[Your task]
The entire listing is to be repeated verbatim.

::::

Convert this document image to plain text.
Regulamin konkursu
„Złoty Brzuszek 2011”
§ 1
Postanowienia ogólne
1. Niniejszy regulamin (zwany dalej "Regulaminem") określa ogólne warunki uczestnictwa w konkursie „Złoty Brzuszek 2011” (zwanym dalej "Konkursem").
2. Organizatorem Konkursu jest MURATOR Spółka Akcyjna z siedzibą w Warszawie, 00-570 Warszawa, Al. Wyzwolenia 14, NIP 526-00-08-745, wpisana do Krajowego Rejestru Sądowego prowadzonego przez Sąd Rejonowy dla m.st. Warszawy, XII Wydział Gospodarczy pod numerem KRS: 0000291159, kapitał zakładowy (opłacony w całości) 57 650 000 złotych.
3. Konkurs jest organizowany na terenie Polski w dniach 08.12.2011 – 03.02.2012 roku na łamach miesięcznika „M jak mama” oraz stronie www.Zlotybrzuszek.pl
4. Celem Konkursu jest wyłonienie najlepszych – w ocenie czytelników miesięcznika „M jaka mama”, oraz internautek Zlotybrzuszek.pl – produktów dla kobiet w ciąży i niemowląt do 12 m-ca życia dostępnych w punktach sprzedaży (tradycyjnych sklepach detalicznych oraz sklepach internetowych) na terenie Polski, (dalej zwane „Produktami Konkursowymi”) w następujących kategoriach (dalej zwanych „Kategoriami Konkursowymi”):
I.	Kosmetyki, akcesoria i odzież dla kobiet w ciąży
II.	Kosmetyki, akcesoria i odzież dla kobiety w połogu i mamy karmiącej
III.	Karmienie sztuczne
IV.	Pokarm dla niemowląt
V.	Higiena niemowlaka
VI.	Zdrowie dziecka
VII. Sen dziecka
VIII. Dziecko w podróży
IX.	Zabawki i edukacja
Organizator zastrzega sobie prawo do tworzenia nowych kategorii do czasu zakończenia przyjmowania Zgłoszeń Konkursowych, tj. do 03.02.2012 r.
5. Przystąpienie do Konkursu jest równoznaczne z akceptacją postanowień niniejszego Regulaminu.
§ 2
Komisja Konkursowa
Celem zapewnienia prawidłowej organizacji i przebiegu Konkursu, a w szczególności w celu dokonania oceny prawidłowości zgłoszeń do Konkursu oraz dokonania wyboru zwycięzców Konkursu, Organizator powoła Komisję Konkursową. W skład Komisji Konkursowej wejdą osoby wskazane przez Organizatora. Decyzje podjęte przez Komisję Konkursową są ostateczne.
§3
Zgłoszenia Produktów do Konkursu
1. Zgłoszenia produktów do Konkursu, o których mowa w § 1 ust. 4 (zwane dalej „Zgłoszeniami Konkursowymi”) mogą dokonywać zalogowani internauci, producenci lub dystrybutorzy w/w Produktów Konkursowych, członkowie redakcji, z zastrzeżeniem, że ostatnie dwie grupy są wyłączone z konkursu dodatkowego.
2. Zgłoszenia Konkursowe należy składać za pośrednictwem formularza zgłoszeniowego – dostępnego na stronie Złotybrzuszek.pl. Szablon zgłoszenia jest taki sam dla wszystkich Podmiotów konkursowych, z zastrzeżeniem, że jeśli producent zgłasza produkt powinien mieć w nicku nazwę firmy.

::::

[Response]
Convert this document image to plain text.
Regulamin konkursu
„Złoty Brzuszek 2011”
§ 1
Postanowienia ogólne
1. Niniejszy regulamin (zwany dalej "Regulaminem") określa ogólne warunki uczestnictwa w konkursie „Złoty Brzuszek 2011” (zwanym dalej "Konkursem").
2. Organizatorem Konkursu jest MURATOR Spółka Akcyjna z siedzibą w Warszawie, 00-570 Warszawa, Al. Wyzwolenia 14, NIP 526-00-08-745, wpisana do Krajowego Rejestru Sądowego prowadzonego przez Sąd Rejonowy dla m.st. Warszawy, XII Wydział Gospodarczy pod numerem KRS: 0000291159, kapitał zakładowy (opłacony w całości) 57 650 000 złotych.
3. Konkurs jest organizowany na terenie Polski w dniach 08.12.2011 – 03.02.2012 roku na łamach miesięcznika „M jak mama” oraz stronie www.Zlotybrzuszek.pl
4. Celem Konkursu jest wyłonienie najlepszych – w ocenie czytelników miesięcznika „M jaka mama”, oraz internautek Zlotybrzuszek.pl – produktów dla kobiet w ciąży i niemowląt do 12 m-ca życia dostępnych w punktach sprzedaży (tradycyjnych sklepach detalicznych oraz sklepach internetowych) na terenie Polski, (dalej zwane „Produktami Konkursowymi”) w następujących kategoriach (dalej zwanych „Kategoriami Konkursowymi”):
I.	Kosmetyki, akcesoria i odzież dla kobiet w ciąży
II.	Kosmetyki, akcesoria i odzież dla kobiety w połogu i mamy karmiącej
III.	Karmienie sztuczne
IV.	Pokarm dla niemowląt
V.	Higiena niemowlaka
VI.	Zdrowie dziecka
VII. Sen dziecka
VIII. Dziecko w podróży
IX.	Zabawki i edukacja
Organizator zastrzega sobie prawo do tworzenia nowych kategorii do czasu zakończenia przyjmowania Zgłoszeń Konkursowych, tj. do 03.02.2012 r.
5. Przystąpienie do Konkursu jest równoznaczne z akceptacją postanowień niniejszego Regulaminu.
§ 2
Komisja Konkursowa
Celem zapewnienia prawidłowej organizacji i przebiegu Konkursu, a w szczególności w celu dokonania oceny prawidłowości zgłoszeń do Konkursu oraz dokonania wyboru zwycięzców Konkursu, Organizator powoła Komisję Konkursową. W skład Komisji Konkursowej wejdą osoby wskazane przez Organizatora. Decyzje podjęte przez Komisję Konkursową są ostateczne.
§3
Zgłoszenia Produktów do Konkursu
1. Zgłoszenia produktów do Konkursu, o których mowa w § 1 ust. 4 (zwane dalej „Zgłoszeniami Konkursowymi”) mogą dokonywać zalogowani internauci, producenci lub dystrybutorzy w/w Produktów Konkursowych, członkowie redakcji, z zastrzeżeniem, że ostatnie dwie grupy są wyłączone z konkursu dodatkowego.
2. Zgłoszenia Konkursowe należy składać za pośrednictwem formularza zgłoszeniowego – dostępnego na stronie Złotybrzuszek.pl. Szablon zgłoszenia jest taki sam dla wszystkich Podmiotów konkursowych, z zastrzeżeniem, że jeśli producent zgłasza produkt powinien mieć w nicku nazwę firmy.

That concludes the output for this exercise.